Action item = Copy each line below in which the string "align" appears.

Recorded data
######

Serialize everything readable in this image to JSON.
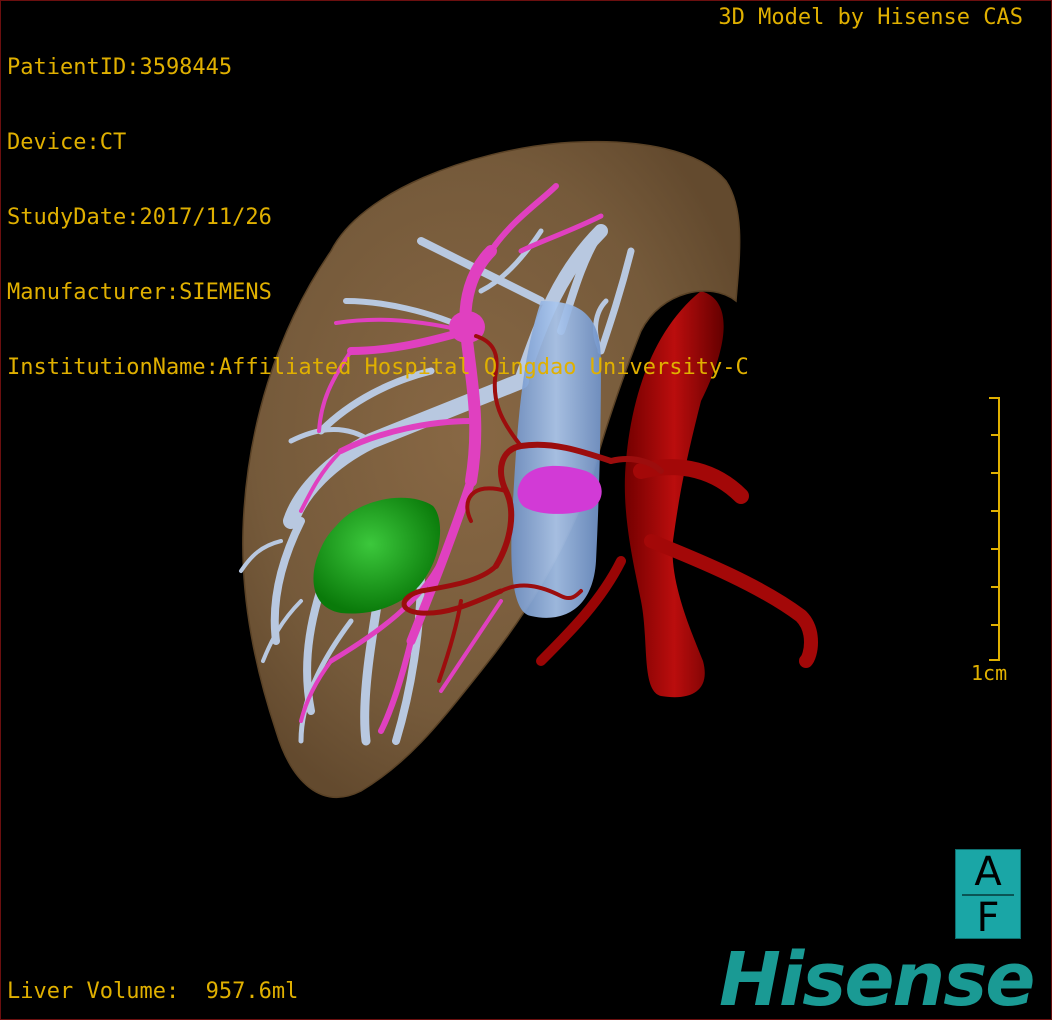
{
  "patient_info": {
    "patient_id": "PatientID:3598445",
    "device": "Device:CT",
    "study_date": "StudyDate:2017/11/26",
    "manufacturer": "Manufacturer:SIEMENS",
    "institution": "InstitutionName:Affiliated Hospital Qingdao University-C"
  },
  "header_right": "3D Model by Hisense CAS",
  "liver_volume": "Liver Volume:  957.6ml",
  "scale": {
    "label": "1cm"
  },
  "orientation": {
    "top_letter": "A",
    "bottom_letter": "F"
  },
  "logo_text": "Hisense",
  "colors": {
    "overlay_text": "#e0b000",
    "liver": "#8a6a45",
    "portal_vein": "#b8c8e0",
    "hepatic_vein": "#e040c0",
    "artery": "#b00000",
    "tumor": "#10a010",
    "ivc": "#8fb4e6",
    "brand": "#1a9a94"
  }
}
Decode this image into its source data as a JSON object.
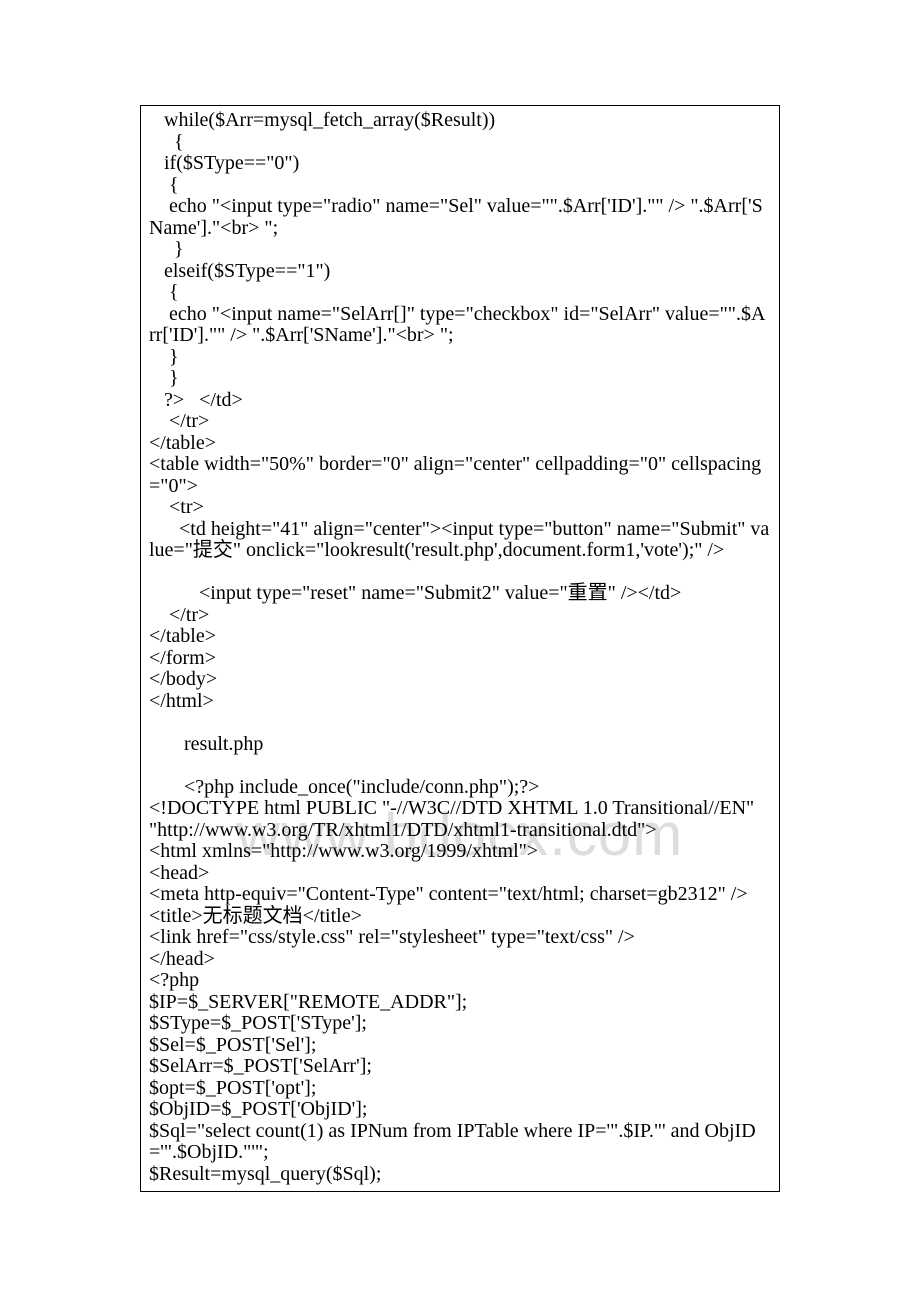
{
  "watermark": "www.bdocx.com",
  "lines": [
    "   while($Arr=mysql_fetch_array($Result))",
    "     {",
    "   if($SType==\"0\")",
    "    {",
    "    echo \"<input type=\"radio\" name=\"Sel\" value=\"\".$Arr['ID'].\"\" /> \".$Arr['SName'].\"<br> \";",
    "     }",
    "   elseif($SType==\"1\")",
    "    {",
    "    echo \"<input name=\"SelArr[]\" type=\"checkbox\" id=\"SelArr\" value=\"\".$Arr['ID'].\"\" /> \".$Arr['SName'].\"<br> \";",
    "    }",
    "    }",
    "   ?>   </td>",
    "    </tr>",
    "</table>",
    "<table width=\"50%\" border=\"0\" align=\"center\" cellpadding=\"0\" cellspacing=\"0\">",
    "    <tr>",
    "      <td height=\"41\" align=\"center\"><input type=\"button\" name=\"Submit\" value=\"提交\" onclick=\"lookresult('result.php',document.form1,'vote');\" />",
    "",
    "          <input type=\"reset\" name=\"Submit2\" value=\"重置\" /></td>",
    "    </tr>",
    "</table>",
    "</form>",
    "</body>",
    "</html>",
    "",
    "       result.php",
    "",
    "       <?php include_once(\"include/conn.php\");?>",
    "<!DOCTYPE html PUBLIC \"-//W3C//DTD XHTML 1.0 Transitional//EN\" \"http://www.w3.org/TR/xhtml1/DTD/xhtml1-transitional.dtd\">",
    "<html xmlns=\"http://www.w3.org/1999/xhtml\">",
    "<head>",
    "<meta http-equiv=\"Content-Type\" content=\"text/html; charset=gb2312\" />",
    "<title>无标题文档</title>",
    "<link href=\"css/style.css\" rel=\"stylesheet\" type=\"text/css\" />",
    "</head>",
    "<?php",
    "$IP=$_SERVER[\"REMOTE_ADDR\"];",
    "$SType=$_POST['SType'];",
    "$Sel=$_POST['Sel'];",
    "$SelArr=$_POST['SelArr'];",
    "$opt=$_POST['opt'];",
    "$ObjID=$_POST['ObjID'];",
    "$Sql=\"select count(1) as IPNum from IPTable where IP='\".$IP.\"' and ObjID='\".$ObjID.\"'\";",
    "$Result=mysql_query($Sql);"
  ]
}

######

Written solution =
    "<table width=\"50%\" border=\"0\" align=\"center\" cellpadding=\"0\" cellspacing=\"0\">",
    "      <td height=\"41\" align=\"center\"><input type=\"button\" name=\"Submit\" value=\"提交\" onclick=\"lookresult('result.php',document.form1,'vote');\" />",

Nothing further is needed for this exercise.